• [EXERCÍCIO 1]: No texto sobre Espiritismo e palavrão, qual universidade realizou a pesquisa noticiada pelo Daily Mail?
• [EXERCÍCIO 2]: Repita o trecho do texto sobre Espiritismo e palavrão situado entre "Mas, para nós, espíritas, que" e "como comunicação direta).", incluindo ambos.
───── TEXTO DE APOIO
Espiritismo e palavrão: vamos falar sobre isso?


O jornal inglês Daily Mail publicou a matéria "O segredo do sucesso é o xingamento: como palavrões podem te fazer mais forte" reportando uma pesquisa realizada pela Universidade de Keele, Inglaterra, demonstrando — segundo sua apuração — que o uso de palavrões distrai e alivia dores, tal como traduziu o portal de internet Terra na reportagem "Falar palavrão é uma forma de aliviar a dor", repassando a ideia como uma prescrição de saúde. Já a revista Superinteressante, em sua matéria "A ciência do palavrão", vai vender a receita como uma "evolução da linguagem". O que se viu, em seguida, foi uma verdadeira celebração apológica a esse hábito, contemplando a satisfação daqueles que o praticam com naturalidade.

Mas, para nós, espíritas, que valor — positivo ou negativo — tem o palavrão? O Espiritismo tem algo a ver com tal tema? A Doutrina Espírita censura tal hábito?



Uma reflexão etimológica sobre palavrões


Segundo os dicionários clássicos, entre outras acepções, 'palavrão' é uma expressão obscena e/ou grosseira. É, portanto, um calão, ou seja, é uma gíria caracterizada por um padrão de linguagem baixo e ofensivo. Neste caso, dizer "palavrão de baixo calão" é um pleonasmo, uma vez que não há "alto calão". Inclusive, nas avaliações linguísticas, é considerado uma forma inadequada e reprovável, exceto por licença poética (quando sua menção é usada para figurar uma situação e não como comunicação direta).

Note-se aí que esse tipo de palavreado consiste basicamente de duas vertentes: a primeira é a da ofensividade, pois que o palavrão é, em si mesmo e no contexto em que é expresso, uma forma de ofender alguém e de alguma forma agredi-lo; a segunda característica comum do palavrão é a da obscenidade, pois que pretende ofender atacando o pudor, tomando a sexualidade como instrumento de rebaixamento.

Um terceiro elemento que pensamos ser apropriado agregarmos às características tradicionais do palavrão é o da anarquia, pois que o palavreado também é comumente uma ato de rebeldia contra a ordem e a moral. E, aliás, infelizmente, está muito em voga ser contra a ordem — todos os níveis de ordem —, uma faceta bastante bandeirada por muitos ativistas do ateísmo.
──────────
───── DADOS FORNECIDOS
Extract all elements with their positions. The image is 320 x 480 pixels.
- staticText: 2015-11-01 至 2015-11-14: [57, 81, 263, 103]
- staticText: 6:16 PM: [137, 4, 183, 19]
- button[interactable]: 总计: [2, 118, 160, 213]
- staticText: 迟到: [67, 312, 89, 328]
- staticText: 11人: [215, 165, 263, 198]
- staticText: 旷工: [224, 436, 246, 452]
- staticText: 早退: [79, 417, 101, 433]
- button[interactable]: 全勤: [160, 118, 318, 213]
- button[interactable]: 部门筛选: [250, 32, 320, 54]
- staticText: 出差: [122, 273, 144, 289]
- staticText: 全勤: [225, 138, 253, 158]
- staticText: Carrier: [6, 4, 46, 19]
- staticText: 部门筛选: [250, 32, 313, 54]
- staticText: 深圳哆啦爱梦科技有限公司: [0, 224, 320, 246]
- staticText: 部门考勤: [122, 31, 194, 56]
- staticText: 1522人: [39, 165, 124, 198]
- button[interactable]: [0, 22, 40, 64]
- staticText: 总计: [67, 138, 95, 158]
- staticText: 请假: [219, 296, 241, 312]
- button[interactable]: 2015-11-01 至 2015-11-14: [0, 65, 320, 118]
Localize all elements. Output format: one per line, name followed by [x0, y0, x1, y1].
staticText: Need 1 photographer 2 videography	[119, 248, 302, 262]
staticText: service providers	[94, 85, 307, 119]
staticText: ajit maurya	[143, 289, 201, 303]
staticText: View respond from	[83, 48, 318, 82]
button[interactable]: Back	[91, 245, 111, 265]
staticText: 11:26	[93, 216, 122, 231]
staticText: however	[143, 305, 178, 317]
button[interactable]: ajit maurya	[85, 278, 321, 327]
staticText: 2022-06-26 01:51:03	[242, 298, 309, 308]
──────────
• [SOLUÇÃO DETALHADA 1]: A Universidade de Keele, na Inglaterra.

• [SOLUÇÃO DETALHADA 2]:
Mas, para nós, espíritas, que valor — positivo ou negativo — tem o palavrão? O Espiritismo tem algo a ver com tal tema? A Doutrina Espírita censura tal hábito?



Uma reflexão etimológica sobre palavrões


Segundo os dicionários clássicos, entre outras acepções, 'palavrão' é uma expressão obscena e/ou grosseira. É, portanto, um calão, ou seja, é uma gíria caracterizada por um padrão de linguagem baixo e ofensivo. Neste caso, dizer "palavrão de baixo calão" é um pleonasmo, uma vez que não há "alto calão". Inclusive, nas avaliações linguísticas, é considerado uma forma inadequada e reprovável, exceto por licença poética (quando sua menção é usada para figurar uma situação e não como comunicação direta).